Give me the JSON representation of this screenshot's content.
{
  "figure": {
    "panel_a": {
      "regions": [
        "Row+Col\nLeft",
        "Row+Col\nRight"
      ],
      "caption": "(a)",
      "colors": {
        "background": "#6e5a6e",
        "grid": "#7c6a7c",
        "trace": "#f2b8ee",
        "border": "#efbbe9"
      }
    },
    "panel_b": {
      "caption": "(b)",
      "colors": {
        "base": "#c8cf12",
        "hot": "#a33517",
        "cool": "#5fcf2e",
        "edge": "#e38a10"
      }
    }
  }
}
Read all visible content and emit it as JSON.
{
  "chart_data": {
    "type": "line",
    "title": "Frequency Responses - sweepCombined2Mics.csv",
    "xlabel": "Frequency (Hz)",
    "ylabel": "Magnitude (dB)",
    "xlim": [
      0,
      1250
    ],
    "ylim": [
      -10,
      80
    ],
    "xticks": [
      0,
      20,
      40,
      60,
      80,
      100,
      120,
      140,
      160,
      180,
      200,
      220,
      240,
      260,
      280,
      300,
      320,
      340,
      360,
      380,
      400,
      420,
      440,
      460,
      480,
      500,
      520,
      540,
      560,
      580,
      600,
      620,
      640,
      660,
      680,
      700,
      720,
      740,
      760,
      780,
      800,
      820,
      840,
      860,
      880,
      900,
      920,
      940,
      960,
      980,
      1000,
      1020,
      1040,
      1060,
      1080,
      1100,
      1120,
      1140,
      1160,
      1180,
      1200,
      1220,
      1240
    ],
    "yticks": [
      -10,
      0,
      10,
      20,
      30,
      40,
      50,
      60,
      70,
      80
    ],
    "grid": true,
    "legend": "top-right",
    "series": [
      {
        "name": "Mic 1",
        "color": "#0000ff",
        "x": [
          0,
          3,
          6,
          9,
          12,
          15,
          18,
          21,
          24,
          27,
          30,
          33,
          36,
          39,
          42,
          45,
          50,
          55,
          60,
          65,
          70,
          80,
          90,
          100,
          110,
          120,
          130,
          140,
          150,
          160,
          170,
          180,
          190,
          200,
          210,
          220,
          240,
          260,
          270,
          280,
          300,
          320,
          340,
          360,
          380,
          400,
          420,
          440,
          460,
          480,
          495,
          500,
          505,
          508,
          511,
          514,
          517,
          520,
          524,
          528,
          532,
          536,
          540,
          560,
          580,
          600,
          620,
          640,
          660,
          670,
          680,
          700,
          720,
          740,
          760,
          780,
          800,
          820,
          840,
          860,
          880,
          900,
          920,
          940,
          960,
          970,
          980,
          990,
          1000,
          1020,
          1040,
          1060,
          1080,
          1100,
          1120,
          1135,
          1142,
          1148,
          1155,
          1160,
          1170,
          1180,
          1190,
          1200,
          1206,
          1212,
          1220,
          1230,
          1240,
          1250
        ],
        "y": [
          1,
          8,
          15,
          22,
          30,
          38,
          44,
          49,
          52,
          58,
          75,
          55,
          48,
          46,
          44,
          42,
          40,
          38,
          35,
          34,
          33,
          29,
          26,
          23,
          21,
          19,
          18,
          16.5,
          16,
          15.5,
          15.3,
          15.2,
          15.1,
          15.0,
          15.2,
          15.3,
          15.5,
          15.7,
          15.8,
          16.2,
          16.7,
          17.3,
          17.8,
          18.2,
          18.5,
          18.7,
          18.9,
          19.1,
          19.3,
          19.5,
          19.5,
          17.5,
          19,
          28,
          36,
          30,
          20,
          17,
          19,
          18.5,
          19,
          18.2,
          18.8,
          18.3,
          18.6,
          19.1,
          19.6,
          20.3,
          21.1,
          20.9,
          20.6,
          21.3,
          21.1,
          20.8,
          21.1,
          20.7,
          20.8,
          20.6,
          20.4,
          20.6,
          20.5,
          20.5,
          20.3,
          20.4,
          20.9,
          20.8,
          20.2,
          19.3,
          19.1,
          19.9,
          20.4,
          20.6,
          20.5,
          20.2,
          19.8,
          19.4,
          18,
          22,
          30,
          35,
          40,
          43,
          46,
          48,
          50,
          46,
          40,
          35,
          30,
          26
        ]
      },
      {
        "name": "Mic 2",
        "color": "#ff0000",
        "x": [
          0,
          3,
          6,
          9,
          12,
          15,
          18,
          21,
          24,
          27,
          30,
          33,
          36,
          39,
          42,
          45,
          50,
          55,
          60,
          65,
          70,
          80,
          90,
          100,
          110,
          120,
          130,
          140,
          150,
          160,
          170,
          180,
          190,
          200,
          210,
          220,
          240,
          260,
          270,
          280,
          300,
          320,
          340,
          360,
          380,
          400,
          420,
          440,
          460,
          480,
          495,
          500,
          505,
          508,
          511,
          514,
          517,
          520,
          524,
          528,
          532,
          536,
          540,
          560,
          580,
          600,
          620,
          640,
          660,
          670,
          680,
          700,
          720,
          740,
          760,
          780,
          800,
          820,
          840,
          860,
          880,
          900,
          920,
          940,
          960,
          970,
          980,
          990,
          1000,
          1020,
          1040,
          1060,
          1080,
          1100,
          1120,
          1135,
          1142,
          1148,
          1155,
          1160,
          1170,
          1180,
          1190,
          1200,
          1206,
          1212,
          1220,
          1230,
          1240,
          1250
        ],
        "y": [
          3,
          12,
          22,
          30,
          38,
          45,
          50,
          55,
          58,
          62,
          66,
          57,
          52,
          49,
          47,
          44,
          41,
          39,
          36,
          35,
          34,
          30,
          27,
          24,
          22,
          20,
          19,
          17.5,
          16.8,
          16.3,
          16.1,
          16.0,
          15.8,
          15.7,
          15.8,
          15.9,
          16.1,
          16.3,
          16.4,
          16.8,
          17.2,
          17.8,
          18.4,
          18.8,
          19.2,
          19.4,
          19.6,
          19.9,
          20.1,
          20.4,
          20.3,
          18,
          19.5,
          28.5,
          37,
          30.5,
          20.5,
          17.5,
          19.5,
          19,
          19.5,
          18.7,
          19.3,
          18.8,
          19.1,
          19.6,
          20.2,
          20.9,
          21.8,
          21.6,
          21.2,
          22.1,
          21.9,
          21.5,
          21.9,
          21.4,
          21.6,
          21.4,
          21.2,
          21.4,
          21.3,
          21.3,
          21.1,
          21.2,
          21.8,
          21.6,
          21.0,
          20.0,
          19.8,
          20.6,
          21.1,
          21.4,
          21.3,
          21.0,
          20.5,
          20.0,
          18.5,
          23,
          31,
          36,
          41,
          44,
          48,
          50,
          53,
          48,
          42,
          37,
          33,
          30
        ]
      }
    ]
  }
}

> _GOAL_
From the listing above, extract every line exactly as it stands.

> _RESPONSE FOR THIS EXERCISE_
Give me the JSON representation of this screenshot's content.
{
  "figure": {
    "panel_a": {
      "regions": [
        "Row+Col\nLeft",
        "Row+Col\nRight"
      ],
      "caption": "(a)",
      "colors": {
        "background": "#6e5a6e",
        "grid": "#7c6a7c",
        "trace": "#f2b8ee",
        "border": "#efbbe9"
      }
    },
    "panel_b": {
      "caption": "(b)",
      "colors": {
        "base": "#c8cf12",
        "hot": "#a33517",
        "cool": "#5fcf2e",
        "edge": "#e38a10"
      }
    }
  }
}
Read all visible content and emit it as JSON.
{
  "chart_data": {
    "type": "line",
    "title": "Frequency Responses - sweepCombined2Mics.csv",
    "xlabel": "Frequency (Hz)",
    "ylabel": "Magnitude (dB)",
    "xlim": [
      0,
      1250
    ],
    "ylim": [
      -10,
      80
    ],
    "xticks": [
      0,
      20,
      40,
      60,
      80,
      100,
      120,
      140,
      160,
      180,
      200,
      220,
      240,
      260,
      280,
      300,
      320,
      340,
      360,
      380,
      400,
      420,
      440,
      460,
      480,
      500,
      520,
      540,
      560,
      580,
      600,
      620,
      640,
      660,
      680,
      700,
      720,
      740,
      760,
      780,
      800,
      820,
      840,
      860,
      880,
      900,
      920,
      940,
      960,
      980,
      1000,
      1020,
      1040,
      1060,
      1080,
      1100,
      1120,
      1140,
      1160,
      1180,
      1200,
      1220,
      1240
    ],
    "yticks": [
      -10,
      0,
      10,
      20,
      30,
      40,
      50,
      60,
      70,
      80
    ],
    "grid": true,
    "legend": "top-right",
    "series": [
      {
        "name": "Mic 1",
        "color": "#0000ff",
        "x": [
          0,
          3,
          6,
          9,
          12,
          15,
          18,
          21,
          24,
          27,
          30,
          33,
          36,
          39,
          42,
          45,
          50,
          55,
          60,
          65,
          70,
          80,
          90,
          100,
          110,
          120,
          130,
          140,
          150,
          160,
          170,
          180,
          190,
          200,
          210,
          220,
          240,
          260,
          270,
          280,
          300,
          320,
          340,
          360,
          380,
          400,
          420,
          440,
          460,
          480,
          495,
          500,
          505,
          508,
          511,
          514,
          517,
          520,
          524,
          528,
          532,
          536,
          540,
          560,
          580,
          600,
          620,
          640,
          660,
          670,
          680,
          700,
          720,
          740,
          760,
          780,
          800,
          820,
          840,
          860,
          880,
          900,
          920,
          940,
          960,
          970,
          980,
          990,
          1000,
          1020,
          1040,
          1060,
          1080,
          1100,
          1120,
          1135,
          1142,
          1148,
          1155,
          1160,
          1170,
          1180,
          1190,
          1200,
          1206,
          1212,
          1220,
          1230,
          1240,
          1250
        ],
        "y": [
          1,
          8,
          15,
          22,
          30,
          38,
          44,
          49,
          52,
          58,
          75,
          55,
          48,
          46,
          44,
          42,
          40,
          38,
          35,
          34,
          33,
          29,
          26,
          23,
          21,
          19,
          18,
          16.5,
          16,
          15.5,
          15.3,
          15.2,
          15.1,
          15.0,
          15.2,
          15.3,
          15.5,
          15.7,
          15.8,
          16.2,
          16.7,
          17.3,
          17.8,
          18.2,
          18.5,
          18.7,
          18.9,
          19.1,
          19.3,
          19.5,
          19.5,
          17.5,
          19,
          28,
          36,
          30,
          20,
          17,
          19,
          18.5,
          19,
          18.2,
          18.8,
          18.3,
          18.6,
          19.1,
          19.6,
          20.3,
          21.1,
          20.9,
          20.6,
          21.3,
          21.1,
          20.8,
          21.1,
          20.7,
          20.8,
          20.6,
          20.4,
          20.6,
          20.5,
          20.5,
          20.3,
          20.4,
          20.9,
          20.8,
          20.2,
          19.3,
          19.1,
          19.9,
          20.4,
          20.6,
          20.5,
          20.2,
          19.8,
          19.4,
          18,
          22,
          30,
          35,
          40,
          43,
          46,
          48,
          50,
          46,
          40,
          35,
          30,
          26
        ]
      },
      {
        "name": "Mic 2",
        "color": "#ff0000",
        "x": [
          0,
          3,
          6,
          9,
          12,
          15,
          18,
          21,
          24,
          27,
          30,
          33,
          36,
          39,
          42,
          45,
          50,
          55,
          60,
          65,
          70,
          80,
          90,
          100,
          110,
          120,
          130,
          140,
          150,
          160,
          170,
          180,
          190,
          200,
          210,
          220,
          240,
          260,
          270,
          280,
          300,
          320,
          340,
          360,
          380,
          400,
          420,
          440,
          460,
          480,
          495,
          500,
          505,
          508,
          511,
          514,
          517,
          520,
          524,
          528,
          532,
          536,
          540,
          560,
          580,
          600,
          620,
          640,
          660,
          670,
          680,
          700,
          720,
          740,
          760,
          780,
          800,
          820,
          840,
          860,
          880,
          900,
          920,
          940,
          960,
          970,
          980,
          990,
          1000,
          1020,
          1040,
          1060,
          1080,
          1100,
          1120,
          1135,
          1142,
          1148,
          1155,
          1160,
          1170,
          1180,
          1190,
          1200,
          1206,
          1212,
          1220,
          1230,
          1240,
          1250
        ],
        "y": [
          3,
          12,
          22,
          30,
          38,
          45,
          50,
          55,
          58,
          62,
          66,
          57,
          52,
          49,
          47,
          44,
          41,
          39,
          36,
          35,
          34,
          30,
          27,
          24,
          22,
          20,
          19,
          17.5,
          16.8,
          16.3,
          16.1,
          16.0,
          15.8,
          15.7,
          15.8,
          15.9,
          16.1,
          16.3,
          16.4,
          16.8,
          17.2,
          17.8,
          18.4,
          18.8,
          19.2,
          19.4,
          19.6,
          19.9,
          20.1,
          20.4,
          20.3,
          18,
          19.5,
          28.5,
          37,
          30.5,
          20.5,
          17.5,
          19.5,
          19,
          19.5,
          18.7,
          19.3,
          18.8,
          19.1,
          19.6,
          20.2,
          20.9,
          21.8,
          21.6,
          21.2,
          22.1,
          21.9,
          21.5,
          21.9,
          21.4,
          21.6,
          21.4,
          21.2,
          21.4,
          21.3,
          21.3,
          21.1,
          21.2,
          21.8,
          21.6,
          21.0,
          20.0,
          19.8,
          20.6,
          21.1,
          21.4,
          21.3,
          21.0,
          20.5,
          20.0,
          18.5,
          23,
          31,
          36,
          41,
          44,
          48,
          50,
          53,
          48,
          42,
          37,
          33,
          30
        ]
      }
    ]
  }
}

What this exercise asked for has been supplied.